--- Aim of the exercise ---
Print the entries below in their entirety, exactly as they are written.
#### Task inputs ####
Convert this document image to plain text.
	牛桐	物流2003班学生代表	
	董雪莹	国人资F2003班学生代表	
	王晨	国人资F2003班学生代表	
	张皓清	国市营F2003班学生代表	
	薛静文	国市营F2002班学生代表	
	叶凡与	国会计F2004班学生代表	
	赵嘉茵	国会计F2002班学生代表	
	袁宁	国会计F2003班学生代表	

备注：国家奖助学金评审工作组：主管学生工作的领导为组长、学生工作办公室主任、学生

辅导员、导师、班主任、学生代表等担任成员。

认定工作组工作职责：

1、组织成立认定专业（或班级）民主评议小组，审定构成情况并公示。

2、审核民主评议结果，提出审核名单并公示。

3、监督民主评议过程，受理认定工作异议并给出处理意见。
####
--- The completed task ---
Convert this document image to plain text.
	牛桐	物流2003班学生代表	
	董雪莹	国人资F2003班学生代表	
	王晨	国人资F2003班学生代表	
	张皓清	国市营F2003班学生代表	
	薛静文	国市营F2002班学生代表	
	叶凡与	国会计F2004班学生代表	
	赵嘉茵	国会计F2002班学生代表	
	袁宁	国会计F2003班学生代表	

备注：国家奖助学金评审工作组：主管学生工作的领导为组长、学生工作办公室主任、学生

辅导员、导师、班主任、学生代表等担任成员。

认定工作组工作职责：

1、组织成立认定专业（或班级）民主评议小组，审定构成情况并公示。

2、审核民主评议结果，提出审核名单并公示。

3、监督民主评议过程，受理认定工作异议并给出处理意见。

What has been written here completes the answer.